What to do:
Reproduce all the entries exactly and keep the pictures out.
** BEGIN Data shown **
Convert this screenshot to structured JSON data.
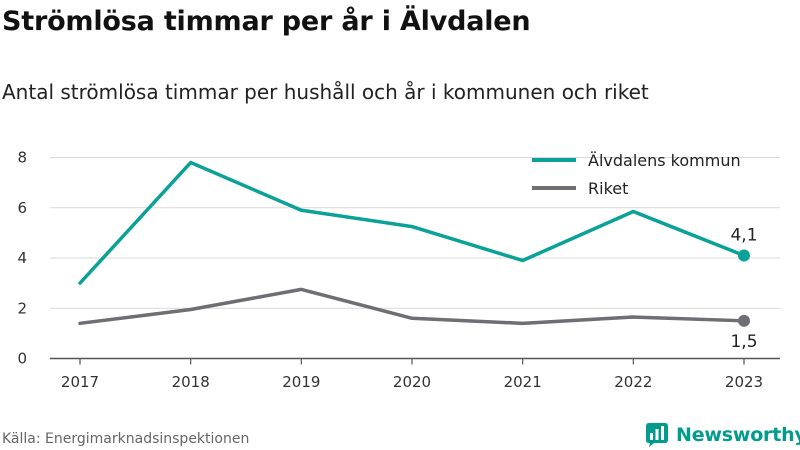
{
  "chart_data": {
    "type": "line",
    "title": "Strömlösa timmar per år i Älvdalen",
    "subtitle": "Antal strömlösa timmar per hushåll och år i kommunen och riket",
    "x": [
      2017,
      2018,
      2019,
      2020,
      2021,
      2022,
      2023
    ],
    "x_tick_labels": [
      "2017",
      "2018",
      "2019",
      "2020",
      "2021",
      "2022",
      "2023"
    ],
    "ylim": [
      0,
      8
    ],
    "y_ticks": [
      0,
      2,
      4,
      6,
      8
    ],
    "y_tick_labels": [
      "0",
      "2",
      "4",
      "6",
      "8"
    ],
    "grid": true,
    "legend_position": "top-right",
    "series": [
      {
        "name": "Älvdalens kommun",
        "color": "#0aa198",
        "values": [
          3.0,
          7.8,
          5.9,
          5.25,
          3.9,
          5.85,
          4.1
        ],
        "end_label": "4,1"
      },
      {
        "name": "Riket",
        "color": "#6e6e73",
        "values": [
          1.4,
          1.95,
          2.75,
          1.6,
          1.4,
          1.65,
          1.5
        ],
        "end_label": "1,5"
      }
    ]
  },
  "footer": {
    "source": "Källa: Energimarknadsinspektionen",
    "brand": "Newsworthy",
    "brand_icon": "newsworthy-logo-icon",
    "brand_color": "#009c8e"
  }
}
** END Data shown **
Result below:
Convert this screenshot to structured JSON data.
{
  "chart_data": {
    "type": "line",
    "title": "Strömlösa timmar per år i Älvdalen",
    "subtitle": "Antal strömlösa timmar per hushåll och år i kommunen och riket",
    "x": [
      2017,
      2018,
      2019,
      2020,
      2021,
      2022,
      2023
    ],
    "x_tick_labels": [
      "2017",
      "2018",
      "2019",
      "2020",
      "2021",
      "2022",
      "2023"
    ],
    "ylim": [
      0,
      8
    ],
    "y_ticks": [
      0,
      2,
      4,
      6,
      8
    ],
    "y_tick_labels": [
      "0",
      "2",
      "4",
      "6",
      "8"
    ],
    "grid": true,
    "legend_position": "top-right",
    "series": [
      {
        "name": "Älvdalens kommun",
        "color": "#0aa198",
        "values": [
          3.0,
          7.8,
          5.9,
          5.25,
          3.9,
          5.85,
          4.1
        ],
        "end_label": "4,1"
      },
      {
        "name": "Riket",
        "color": "#6e6e73",
        "values": [
          1.4,
          1.95,
          2.75,
          1.6,
          1.4,
          1.65,
          1.5
        ],
        "end_label": "1,5"
      }
    ]
  },
  "footer": {
    "source": "Källa: Energimarknadsinspektionen",
    "brand": "Newsworthy",
    "brand_icon": "newsworthy-logo-icon",
    "brand_color": "#009c8e"
  }
}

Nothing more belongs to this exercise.